── RECORD EXCERPTS ──

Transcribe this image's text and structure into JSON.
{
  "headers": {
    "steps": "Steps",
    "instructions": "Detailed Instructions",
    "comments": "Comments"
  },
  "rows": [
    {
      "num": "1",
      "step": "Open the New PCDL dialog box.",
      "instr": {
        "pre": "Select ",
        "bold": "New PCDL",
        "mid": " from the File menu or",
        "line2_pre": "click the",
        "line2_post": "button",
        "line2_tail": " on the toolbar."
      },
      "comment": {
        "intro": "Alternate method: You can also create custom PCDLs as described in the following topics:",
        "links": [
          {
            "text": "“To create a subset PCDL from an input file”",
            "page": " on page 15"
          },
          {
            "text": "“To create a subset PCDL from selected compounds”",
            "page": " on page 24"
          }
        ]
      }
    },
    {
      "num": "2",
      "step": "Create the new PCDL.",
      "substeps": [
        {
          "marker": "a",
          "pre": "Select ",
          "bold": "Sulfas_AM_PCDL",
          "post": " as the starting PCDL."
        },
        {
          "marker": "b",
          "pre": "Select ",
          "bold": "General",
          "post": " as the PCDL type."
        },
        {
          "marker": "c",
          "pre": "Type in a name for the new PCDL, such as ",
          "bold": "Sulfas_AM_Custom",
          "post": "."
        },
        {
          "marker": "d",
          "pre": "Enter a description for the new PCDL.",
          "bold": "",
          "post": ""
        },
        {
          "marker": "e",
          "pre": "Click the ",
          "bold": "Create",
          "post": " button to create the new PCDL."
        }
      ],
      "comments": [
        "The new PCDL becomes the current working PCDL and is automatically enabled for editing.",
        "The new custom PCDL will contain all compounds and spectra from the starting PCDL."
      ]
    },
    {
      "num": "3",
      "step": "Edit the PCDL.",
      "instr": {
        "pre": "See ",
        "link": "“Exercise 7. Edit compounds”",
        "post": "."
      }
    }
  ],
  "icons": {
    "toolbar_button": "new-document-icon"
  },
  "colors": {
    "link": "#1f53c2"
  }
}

───

> _EXERCISE_
Extract, word for word, each line of the listing above.

> _EXERCISE SOLUTION_
Transcribe this image's text and structure into JSON.
{
  "headers": {
    "steps": "Steps",
    "instructions": "Detailed Instructions",
    "comments": "Comments"
  },
  "rows": [
    {
      "num": "1",
      "step": "Open the New PCDL dialog box.",
      "instr": {
        "pre": "Select ",
        "bold": "New PCDL",
        "mid": " from the File menu or",
        "line2_pre": "click the",
        "line2_post": "button",
        "line2_tail": " on the toolbar."
      },
      "comment": {
        "intro": "Alternate method: You can also create custom PCDLs as described in the following topics:",
        "links": [
          {
            "text": "“To create a subset PCDL from an input file”",
            "page": " on page 15"
          },
          {
            "text": "“To create a subset PCDL from selected compounds”",
            "page": " on page 24"
          }
        ]
      }
    },
    {
      "num": "2",
      "step": "Create the new PCDL.",
      "substeps": [
        {
          "marker": "a",
          "pre": "Select ",
          "bold": "Sulfas_AM_PCDL",
          "post": " as the starting PCDL."
        },
        {
          "marker": "b",
          "pre": "Select ",
          "bold": "General",
          "post": " as the PCDL type."
        },
        {
          "marker": "c",
          "pre": "Type in a name for the new PCDL, such as ",
          "bold": "Sulfas_AM_Custom",
          "post": "."
        },
        {
          "marker": "d",
          "pre": "Enter a description for the new PCDL.",
          "bold": "",
          "post": ""
        },
        {
          "marker": "e",
          "pre": "Click the ",
          "bold": "Create",
          "post": " button to create the new PCDL."
        }
      ],
      "comments": [
        "The new PCDL becomes the current working PCDL and is automatically enabled for editing.",
        "The new custom PCDL will contain all compounds and spectra from the starting PCDL."
      ]
    },
    {
      "num": "3",
      "step": "Edit the PCDL.",
      "instr": {
        "pre": "See ",
        "link": "“Exercise 7. Edit compounds”",
        "post": "."
      }
    }
  ],
  "icons": {
    "toolbar_button": "new-document-icon"
  },
  "colors": {
    "link": "#1f53c2"
  }
}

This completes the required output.